## [EXCERPTED DATA]
● ● ● ● ● ● ●

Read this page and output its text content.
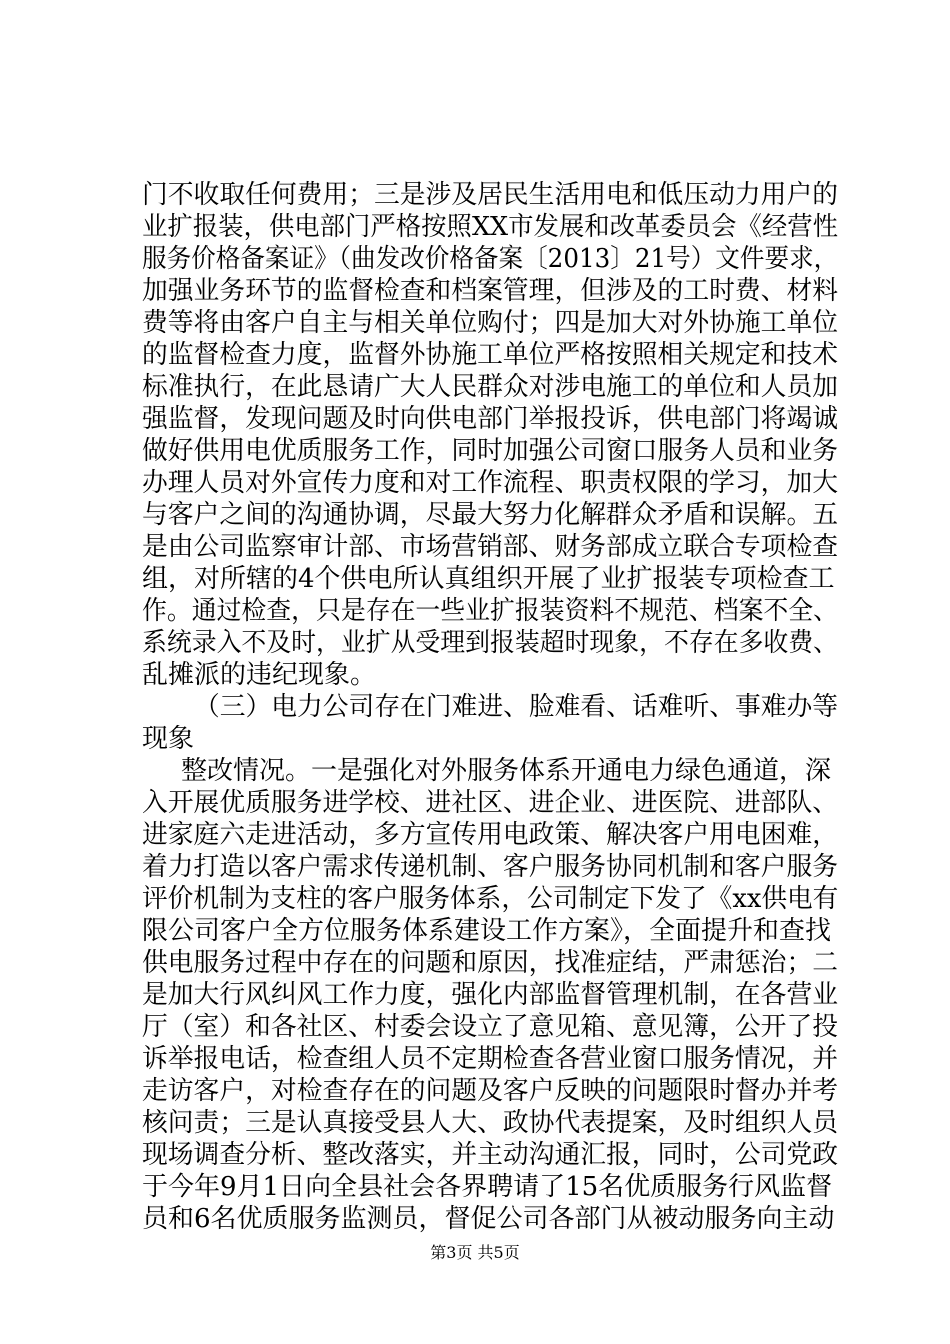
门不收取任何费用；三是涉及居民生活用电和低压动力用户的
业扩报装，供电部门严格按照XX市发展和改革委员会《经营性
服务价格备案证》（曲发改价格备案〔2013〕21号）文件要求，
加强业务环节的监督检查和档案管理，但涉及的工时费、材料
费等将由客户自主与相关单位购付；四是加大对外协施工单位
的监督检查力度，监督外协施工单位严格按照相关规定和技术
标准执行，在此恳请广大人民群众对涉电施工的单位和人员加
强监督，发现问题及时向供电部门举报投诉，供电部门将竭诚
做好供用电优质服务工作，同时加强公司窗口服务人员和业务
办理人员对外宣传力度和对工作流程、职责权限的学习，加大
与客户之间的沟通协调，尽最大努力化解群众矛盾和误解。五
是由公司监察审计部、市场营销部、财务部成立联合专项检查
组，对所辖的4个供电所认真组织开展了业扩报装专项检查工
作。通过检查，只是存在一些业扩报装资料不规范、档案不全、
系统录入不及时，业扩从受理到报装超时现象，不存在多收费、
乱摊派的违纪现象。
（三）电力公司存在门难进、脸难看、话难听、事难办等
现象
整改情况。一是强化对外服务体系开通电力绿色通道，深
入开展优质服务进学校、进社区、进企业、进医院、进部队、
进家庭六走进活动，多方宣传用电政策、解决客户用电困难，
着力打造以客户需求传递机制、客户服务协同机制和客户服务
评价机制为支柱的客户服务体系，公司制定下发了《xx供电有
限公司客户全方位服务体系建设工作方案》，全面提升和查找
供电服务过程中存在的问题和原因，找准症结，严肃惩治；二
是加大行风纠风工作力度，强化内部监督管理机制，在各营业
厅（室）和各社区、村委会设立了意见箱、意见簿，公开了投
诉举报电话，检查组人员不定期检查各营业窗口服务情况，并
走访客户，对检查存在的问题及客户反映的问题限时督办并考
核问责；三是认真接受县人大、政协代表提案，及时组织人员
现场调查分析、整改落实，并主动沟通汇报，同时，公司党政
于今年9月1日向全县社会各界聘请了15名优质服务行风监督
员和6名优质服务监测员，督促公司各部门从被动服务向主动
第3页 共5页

● ● ● ● ● ● ●

## [WRITTEN TASK]
Pictures are excluded; repeat every record exactly.

## [TASK RESPONSE]
Read this page and output its text content.
门不收取任何费用；三是涉及居民生活用电和低压动力用户的
业扩报装，供电部门严格按照XX市发展和改革委员会《经营性
服务价格备案证》（曲发改价格备案〔2013〕21号）文件要求，
加强业务环节的监督检查和档案管理，但涉及的工时费、材料
费等将由客户自主与相关单位购付；四是加大对外协施工单位
的监督检查力度，监督外协施工单位严格按照相关规定和技术
标准执行，在此恳请广大人民群众对涉电施工的单位和人员加
强监督，发现问题及时向供电部门举报投诉，供电部门将竭诚
做好供用电优质服务工作，同时加强公司窗口服务人员和业务
办理人员对外宣传力度和对工作流程、职责权限的学习，加大
与客户之间的沟通协调，尽最大努力化解群众矛盾和误解。五
是由公司监察审计部、市场营销部、财务部成立联合专项检查
组，对所辖的4个供电所认真组织开展了业扩报装专项检查工
作。通过检查，只是存在一些业扩报装资料不规范、档案不全、
系统录入不及时，业扩从受理到报装超时现象，不存在多收费、
乱摊派的违纪现象。
（三）电力公司存在门难进、脸难看、话难听、事难办等
现象
整改情况。一是强化对外服务体系开通电力绿色通道，深
入开展优质服务进学校、进社区、进企业、进医院、进部队、
进家庭六走进活动，多方宣传用电政策、解决客户用电困难，
着力打造以客户需求传递机制、客户服务协同机制和客户服务
评价机制为支柱的客户服务体系，公司制定下发了《xx供电有
限公司客户全方位服务体系建设工作方案》，全面提升和查找
供电服务过程中存在的问题和原因，找准症结，严肃惩治；二
是加大行风纠风工作力度，强化内部监督管理机制，在各营业
厅（室）和各社区、村委会设立了意见箱、意见簿，公开了投
诉举报电话，检查组人员不定期检查各营业窗口服务情况，并
走访客户，对检查存在的问题及客户反映的问题限时督办并考
核问责；三是认真接受县人大、政协代表提案，及时组织人员
现场调查分析、整改落实，并主动沟通汇报，同时，公司党政
于今年9月1日向全县社会各界聘请了15名优质服务行风监督
员和6名优质服务监测员，督促公司各部门从被动服务向主动
第3页 共5页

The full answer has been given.